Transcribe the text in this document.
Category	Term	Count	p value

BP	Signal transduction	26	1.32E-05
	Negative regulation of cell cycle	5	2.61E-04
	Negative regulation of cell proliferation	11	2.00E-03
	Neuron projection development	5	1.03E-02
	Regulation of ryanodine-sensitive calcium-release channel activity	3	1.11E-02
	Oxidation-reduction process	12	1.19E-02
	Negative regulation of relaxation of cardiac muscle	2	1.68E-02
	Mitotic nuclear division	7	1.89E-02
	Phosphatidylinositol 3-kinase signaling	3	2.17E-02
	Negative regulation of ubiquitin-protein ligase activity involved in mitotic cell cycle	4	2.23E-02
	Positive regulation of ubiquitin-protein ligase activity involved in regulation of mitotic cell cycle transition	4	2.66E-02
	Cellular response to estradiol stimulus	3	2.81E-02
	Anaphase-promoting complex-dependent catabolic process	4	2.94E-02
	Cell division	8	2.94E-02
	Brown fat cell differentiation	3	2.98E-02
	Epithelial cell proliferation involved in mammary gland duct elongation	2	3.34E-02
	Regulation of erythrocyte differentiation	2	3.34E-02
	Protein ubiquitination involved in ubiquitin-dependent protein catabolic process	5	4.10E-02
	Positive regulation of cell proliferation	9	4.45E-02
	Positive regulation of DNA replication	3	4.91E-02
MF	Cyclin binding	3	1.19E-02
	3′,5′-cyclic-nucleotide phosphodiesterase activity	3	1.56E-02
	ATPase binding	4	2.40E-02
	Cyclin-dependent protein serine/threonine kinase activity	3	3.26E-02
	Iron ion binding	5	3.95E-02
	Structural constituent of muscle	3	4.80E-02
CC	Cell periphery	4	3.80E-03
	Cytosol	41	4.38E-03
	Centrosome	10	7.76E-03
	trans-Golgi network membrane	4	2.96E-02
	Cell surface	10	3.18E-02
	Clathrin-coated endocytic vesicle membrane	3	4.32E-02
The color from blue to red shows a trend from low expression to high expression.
________
*ASSIGNMENT*.
The answer must be every line of the records that holds the string "Positive".

*YOUR RESPONSE*.
	Positive regulation of ubiquitin-protein ligase activity involved in regulation of mitotic cell cycle transition	4	2.66E-02
	Positive regulation of cell proliferation	9	4.45E-02
	Positive regulation of DNA replication	3	4.91E-02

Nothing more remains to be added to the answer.